Records from a collection:
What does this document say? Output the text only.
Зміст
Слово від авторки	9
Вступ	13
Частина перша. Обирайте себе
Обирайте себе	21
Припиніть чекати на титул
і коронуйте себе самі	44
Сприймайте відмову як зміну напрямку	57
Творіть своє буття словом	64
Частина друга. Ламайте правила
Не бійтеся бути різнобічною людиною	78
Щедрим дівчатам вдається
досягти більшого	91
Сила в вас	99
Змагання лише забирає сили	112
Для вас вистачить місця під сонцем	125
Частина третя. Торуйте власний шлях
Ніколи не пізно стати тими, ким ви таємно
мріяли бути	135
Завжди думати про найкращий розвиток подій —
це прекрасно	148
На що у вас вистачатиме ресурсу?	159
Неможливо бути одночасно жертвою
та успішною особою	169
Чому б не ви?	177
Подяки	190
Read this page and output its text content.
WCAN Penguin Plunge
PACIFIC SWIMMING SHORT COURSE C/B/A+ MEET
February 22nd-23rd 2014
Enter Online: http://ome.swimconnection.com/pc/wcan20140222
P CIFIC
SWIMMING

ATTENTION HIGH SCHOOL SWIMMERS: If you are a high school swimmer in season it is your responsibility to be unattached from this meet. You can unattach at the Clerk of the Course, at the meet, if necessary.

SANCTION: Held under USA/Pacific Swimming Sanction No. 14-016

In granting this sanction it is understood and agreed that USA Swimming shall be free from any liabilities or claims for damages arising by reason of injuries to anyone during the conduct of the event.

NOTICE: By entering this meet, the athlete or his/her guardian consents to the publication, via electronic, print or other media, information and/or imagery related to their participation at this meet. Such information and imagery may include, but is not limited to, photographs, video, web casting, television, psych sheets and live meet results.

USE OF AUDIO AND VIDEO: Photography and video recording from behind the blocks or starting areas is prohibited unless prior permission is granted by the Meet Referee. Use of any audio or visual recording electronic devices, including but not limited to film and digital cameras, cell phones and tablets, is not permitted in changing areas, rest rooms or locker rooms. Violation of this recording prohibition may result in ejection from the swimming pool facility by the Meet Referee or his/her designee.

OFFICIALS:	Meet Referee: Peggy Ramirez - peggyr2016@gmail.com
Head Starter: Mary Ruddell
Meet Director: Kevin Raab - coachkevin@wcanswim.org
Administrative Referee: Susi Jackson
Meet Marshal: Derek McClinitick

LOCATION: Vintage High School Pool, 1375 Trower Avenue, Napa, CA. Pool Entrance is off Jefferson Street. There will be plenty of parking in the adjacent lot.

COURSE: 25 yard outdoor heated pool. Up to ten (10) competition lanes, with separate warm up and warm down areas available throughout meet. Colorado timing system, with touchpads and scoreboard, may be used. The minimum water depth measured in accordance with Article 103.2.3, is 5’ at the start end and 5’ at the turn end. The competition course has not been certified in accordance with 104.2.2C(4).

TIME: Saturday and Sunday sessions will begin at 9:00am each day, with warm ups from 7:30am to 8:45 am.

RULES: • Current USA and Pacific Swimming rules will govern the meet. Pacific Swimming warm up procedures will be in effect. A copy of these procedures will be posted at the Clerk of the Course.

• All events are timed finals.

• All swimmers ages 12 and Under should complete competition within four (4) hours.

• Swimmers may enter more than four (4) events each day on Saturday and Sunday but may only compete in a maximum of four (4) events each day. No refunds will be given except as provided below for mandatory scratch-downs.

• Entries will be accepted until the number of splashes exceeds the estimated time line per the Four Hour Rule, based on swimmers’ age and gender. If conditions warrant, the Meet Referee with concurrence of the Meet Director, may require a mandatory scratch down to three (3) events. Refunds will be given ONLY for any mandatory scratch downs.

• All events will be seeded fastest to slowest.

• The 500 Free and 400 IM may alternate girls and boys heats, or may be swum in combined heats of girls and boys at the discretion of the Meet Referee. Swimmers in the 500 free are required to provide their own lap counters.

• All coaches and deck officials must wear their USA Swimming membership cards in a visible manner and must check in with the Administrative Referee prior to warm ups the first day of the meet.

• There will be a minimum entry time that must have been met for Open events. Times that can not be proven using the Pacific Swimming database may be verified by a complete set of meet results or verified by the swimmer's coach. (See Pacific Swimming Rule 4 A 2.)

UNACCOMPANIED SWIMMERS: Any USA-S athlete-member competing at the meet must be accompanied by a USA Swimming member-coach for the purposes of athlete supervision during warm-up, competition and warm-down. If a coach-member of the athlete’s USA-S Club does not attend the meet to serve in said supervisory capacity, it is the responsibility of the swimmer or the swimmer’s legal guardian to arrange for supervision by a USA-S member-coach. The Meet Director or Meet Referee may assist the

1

- _Exercise goal_: Scan the listing above for the word "Частина" and show each line where it is found.

- _Response_:
Частина перша. Обирайте себе
Частина друга. Ламайте правила
Частина третя. Торуйте власний шлях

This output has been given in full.